__WHAT THE TASK ASKS__
Provide nothing but the number of lines containing the string "Online".

__INPUT ROWS__
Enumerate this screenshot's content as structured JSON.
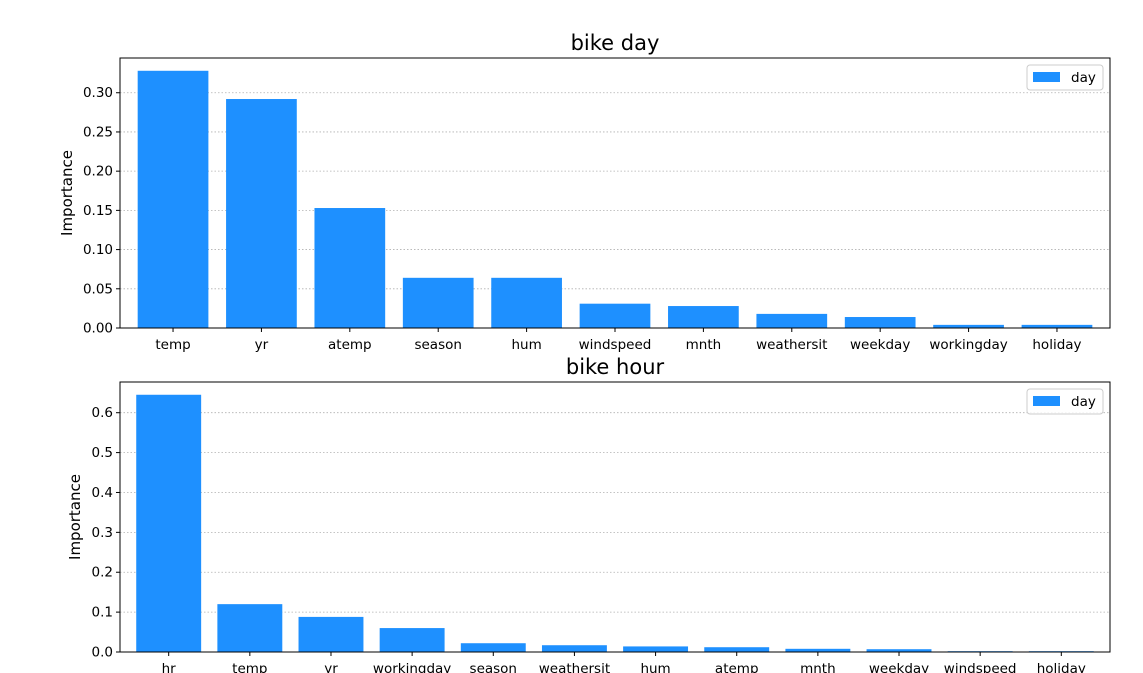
{
  "chart_data": [
    {
      "type": "bar",
      "title": "bike day",
      "xlabel": "",
      "ylabel": "Importance",
      "categories": [
        "temp",
        "yr",
        "atemp",
        "season",
        "hum",
        "windspeed",
        "mnth",
        "weathersit",
        "weekday",
        "workingday",
        "holiday"
      ],
      "series": [
        {
          "name": "day",
          "color": "#1e90ff",
          "values": [
            0.328,
            0.292,
            0.153,
            0.064,
            0.064,
            0.031,
            0.028,
            0.018,
            0.014,
            0.004,
            0.004
          ]
        }
      ],
      "ylim": [
        0,
        0.3443
      ],
      "yticks": [
        0.0,
        0.05,
        0.1,
        0.15,
        0.2,
        0.25,
        0.3
      ],
      "ytick_labels": [
        "0.00",
        "0.05",
        "0.10",
        "0.15",
        "0.20",
        "0.25",
        "0.30"
      ],
      "grid": "horizontal-dotted",
      "legend": "top-right"
    },
    {
      "type": "bar",
      "title": "bike hour",
      "xlabel": "",
      "ylabel": "Importance",
      "categories": [
        "hr",
        "temp",
        "yr",
        "workingday",
        "season",
        "weathersit",
        "hum",
        "atemp",
        "mnth",
        "weekday",
        "windspeed",
        "holiday"
      ],
      "series": [
        {
          "name": "day",
          "color": "#1e90ff",
          "values": [
            0.645,
            0.12,
            0.088,
            0.06,
            0.022,
            0.017,
            0.014,
            0.012,
            0.008,
            0.007,
            0.002,
            0.002
          ]
        }
      ],
      "ylim": [
        0,
        0.677
      ],
      "yticks": [
        0.0,
        0.1,
        0.2,
        0.3,
        0.4,
        0.5,
        0.6
      ],
      "ytick_labels": [
        "0.0",
        "0.1",
        "0.2",
        "0.3",
        "0.4",
        "0.5",
        "0.6"
      ],
      "grid": "horizontal-dotted",
      "legend": "top-right"
    }
  ]
}
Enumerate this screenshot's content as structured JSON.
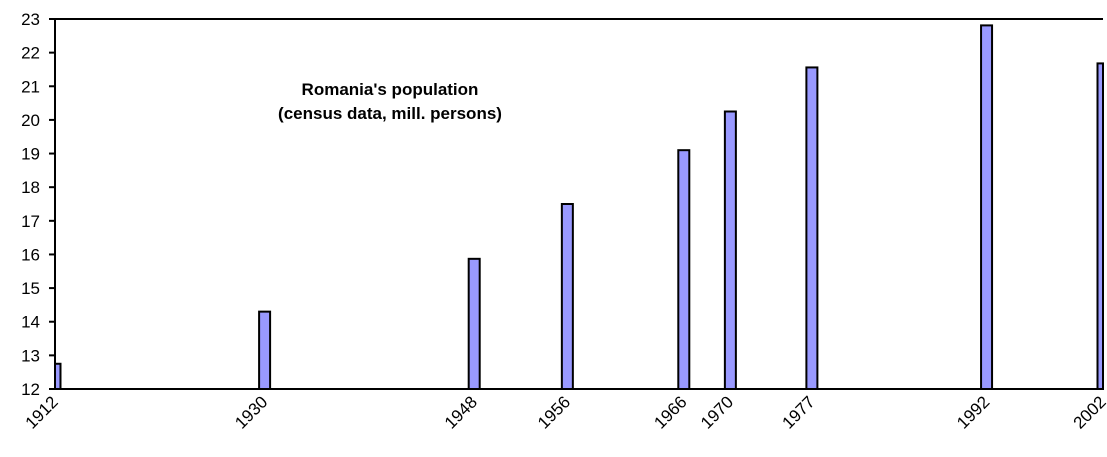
{
  "chart_data": {
    "type": "bar",
    "title": "Romania's population",
    "subtitle": "(census data, mill. persons)",
    "xlabel": "",
    "ylabel": "",
    "categories": [
      "1912",
      "1930",
      "1948",
      "1956",
      "1966",
      "1970",
      "1977",
      "1992",
      "2002"
    ],
    "values": [
      12.75,
      14.3,
      15.87,
      17.5,
      19.1,
      20.25,
      21.56,
      22.81,
      21.68
    ],
    "x_axis_type": "year",
    "xlim": [
      1912,
      2002
    ],
    "ylim": [
      12,
      23
    ],
    "y_ticks": [
      12,
      13,
      14,
      15,
      16,
      17,
      18,
      19,
      20,
      21,
      22,
      23
    ],
    "grid": false,
    "legend": "none",
    "bar_color": "#9999ff",
    "bar_outline": "#000000"
  }
}
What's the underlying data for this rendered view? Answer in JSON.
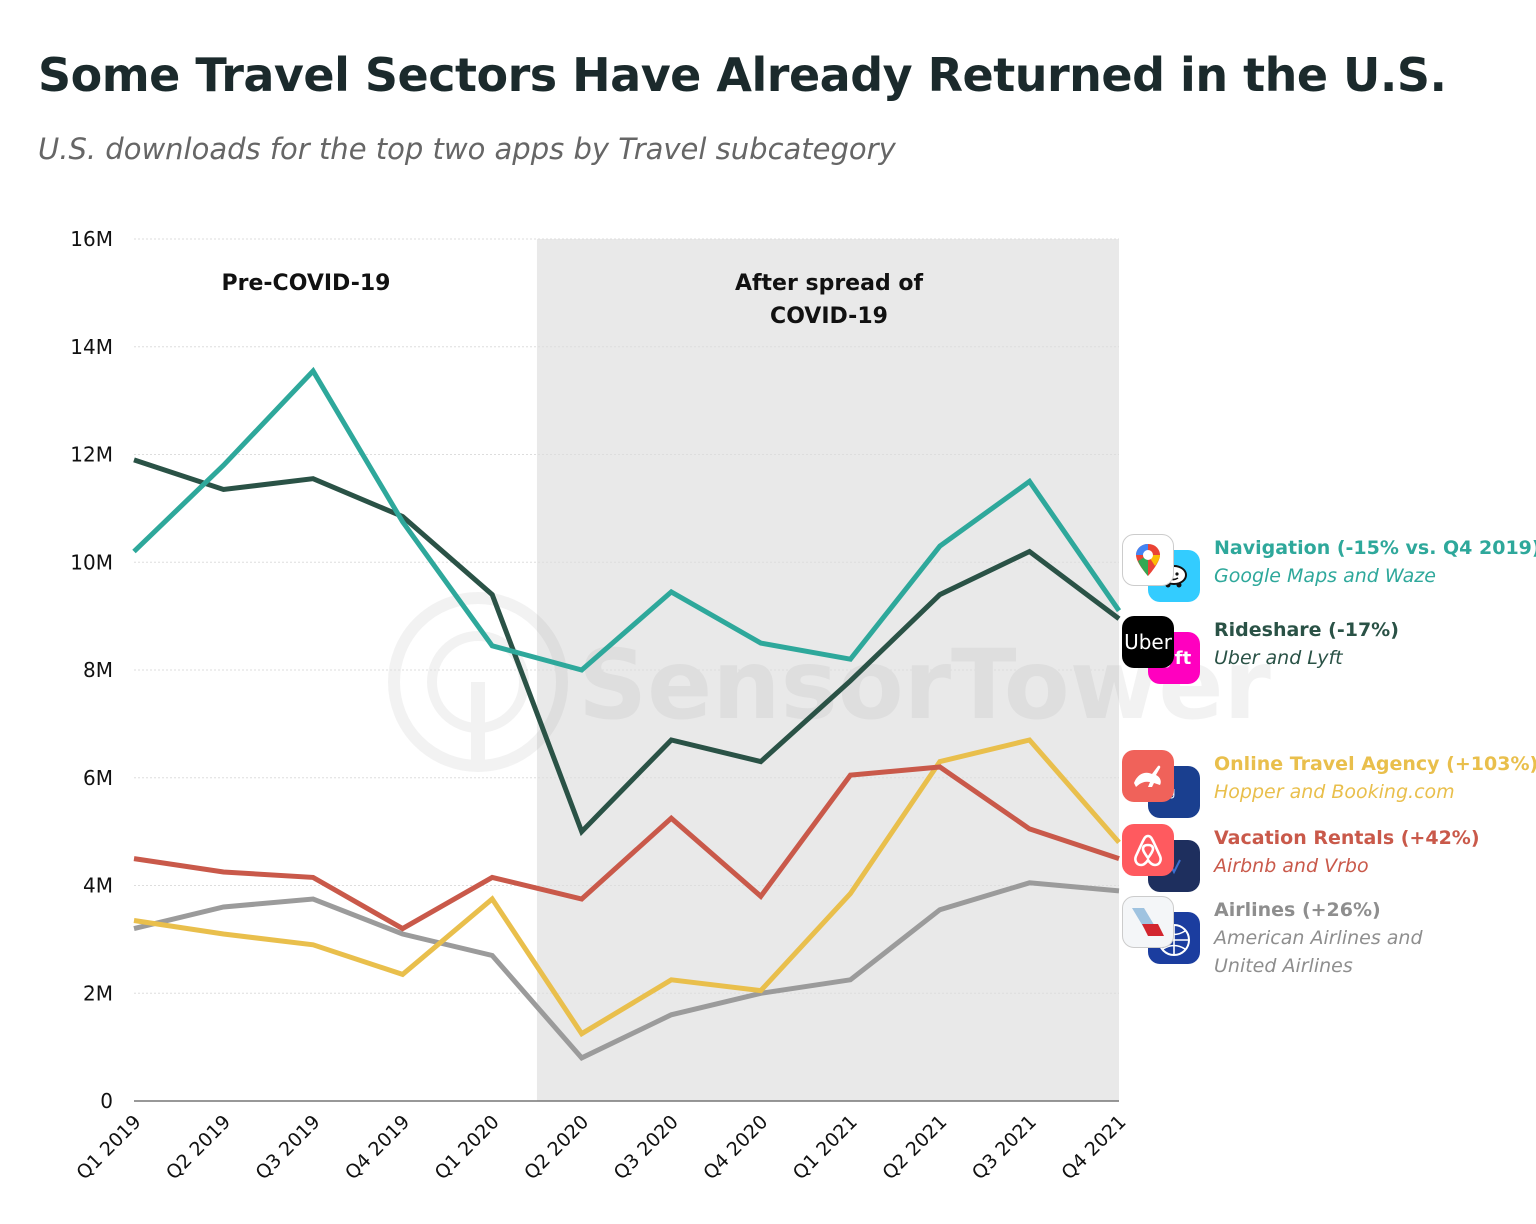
{
  "title": "Some Travel Sectors Have Already Returned in the U.S.",
  "subtitle": "U.S. downloads for the top two apps by Travel subcategory",
  "chart_data": {
    "type": "line",
    "categories": [
      "Q1 2019",
      "Q2 2019",
      "Q3 2019",
      "Q4 2019",
      "Q1 2020",
      "Q2 2020",
      "Q3 2020",
      "Q4 2020",
      "Q1 2021",
      "Q2 2021",
      "Q3 2021",
      "Q4 2021"
    ],
    "ylim": [
      0,
      16000000
    ],
    "yticks": [
      "0",
      "2M",
      "4M",
      "6M",
      "8M",
      "10M",
      "12M",
      "14M",
      "16M"
    ],
    "grid": true,
    "regions": [
      {
        "label": "Pre-COVID-19",
        "shaded": false
      },
      {
        "label_lines": [
          "After spread of",
          "COVID-19"
        ],
        "shaded": true,
        "shade_color": "#e9e9e9",
        "from": "Q1 2020",
        "to": "Q4 2021"
      }
    ],
    "series": [
      {
        "name": "Navigation",
        "color": "#2ea89b",
        "values": [
          10200000,
          11800000,
          13550000,
          10750000,
          8450000,
          8000000,
          9450000,
          8500000,
          8200000,
          10300000,
          11500000,
          9100000
        ]
      },
      {
        "name": "Rideshare",
        "color": "#2a5246",
        "values": [
          11900000,
          11350000,
          11550000,
          10850000,
          9400000,
          5000000,
          6700000,
          6300000,
          7800000,
          9400000,
          10200000,
          8950000
        ]
      },
      {
        "name": "Online Travel Agency",
        "color": "#e9bf4c",
        "values": [
          3350000,
          3100000,
          2900000,
          2350000,
          3750000,
          1250000,
          2250000,
          2050000,
          3850000,
          6300000,
          6700000,
          4800000
        ]
      },
      {
        "name": "Vacation Rentals",
        "color": "#c9594a",
        "values": [
          4500000,
          4250000,
          4150000,
          3200000,
          4150000,
          3750000,
          5250000,
          3800000,
          6050000,
          6200000,
          5050000,
          4500000
        ]
      },
      {
        "name": "Airlines",
        "color": "#9b9b9b",
        "values": [
          3200000,
          3600000,
          3750000,
          3100000,
          2700000,
          800000,
          1600000,
          2000000,
          2250000,
          3550000,
          4050000,
          3900000
        ]
      }
    ]
  },
  "legend": [
    {
      "title": "Navigation (-15% vs. Q4 2019)",
      "subtitle_lines": [
        "Google Maps and Waze"
      ],
      "color": "#2ea89b",
      "subtitle_color": "#2ea89b",
      "icons": [
        "google-maps-icon",
        "waze-icon"
      ]
    },
    {
      "title": "Rideshare (-17%)",
      "subtitle_lines": [
        "Uber and Lyft"
      ],
      "color": "#2a5246",
      "subtitle_color": "#2a5246",
      "icons": [
        "uber-icon",
        "lyft-icon"
      ],
      "icon_text": "Uber"
    },
    {
      "title": "Online Travel Agency (+103%)",
      "subtitle_lines": [
        "Hopper and Booking.com"
      ],
      "color": "#e9bf4c",
      "subtitle_color": "#e9bf4c",
      "icons": [
        "hopper-icon",
        "booking-icon"
      ],
      "icon_text_b": "king"
    },
    {
      "title": "Vacation Rentals (+42%)",
      "subtitle_lines": [
        "Airbnb and Vrbo"
      ],
      "color": "#c9594a",
      "subtitle_color": "#c9594a",
      "icons": [
        "airbnb-icon",
        "vrbo-icon"
      ]
    },
    {
      "title": "Airlines (+26%)",
      "subtitle_lines": [
        "American Airlines and",
        "United Airlines"
      ],
      "color": "#8e8e8e",
      "subtitle_color": "#8e8e8e",
      "icons": [
        "american-airlines-icon",
        "united-airlines-icon"
      ]
    }
  ],
  "watermark": "SensorTower"
}
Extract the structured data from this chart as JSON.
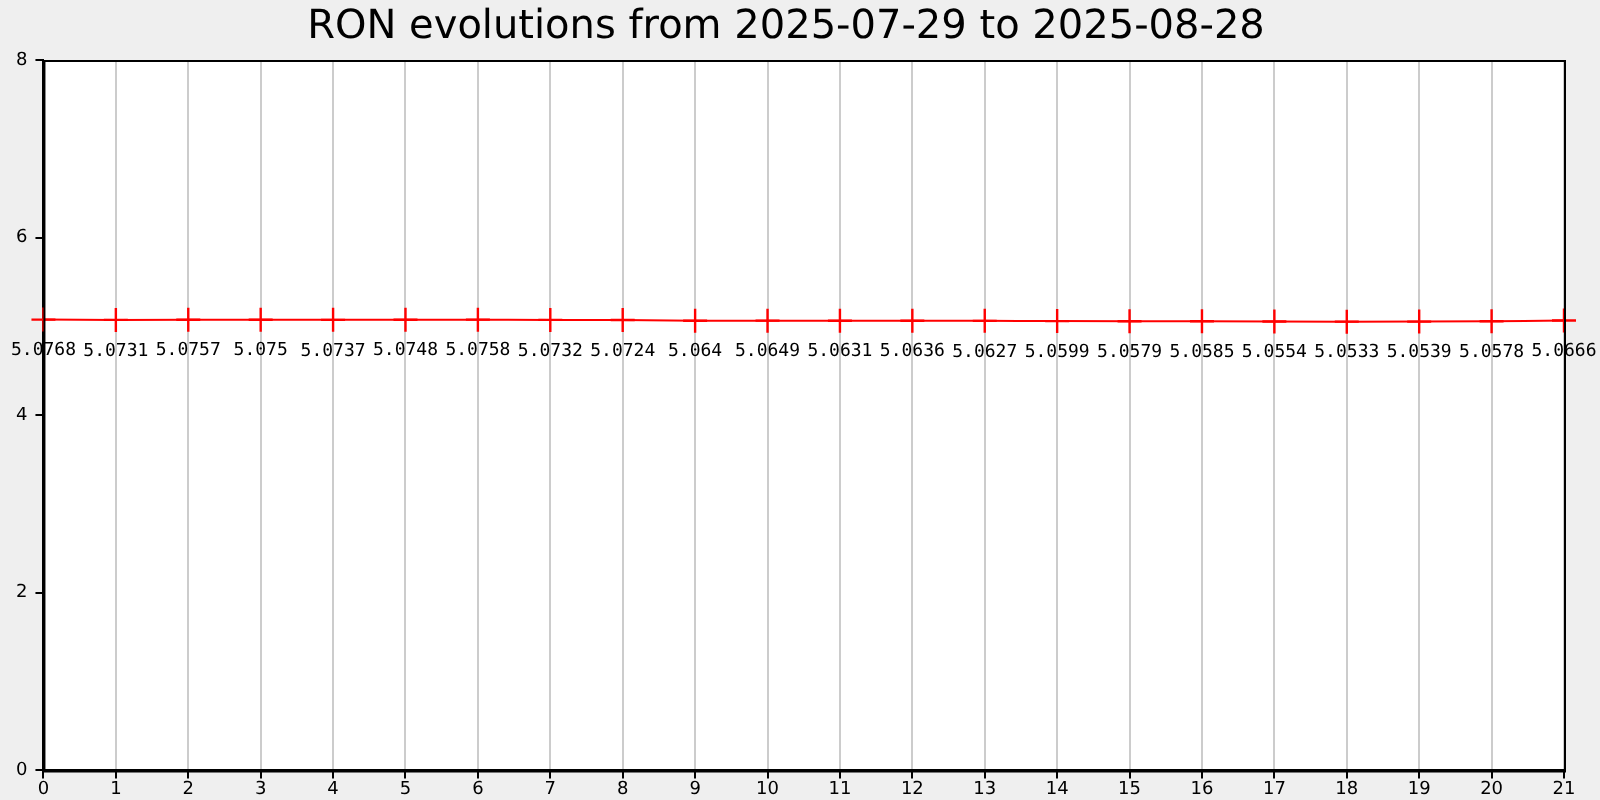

__WRITTEN ANSWER__
2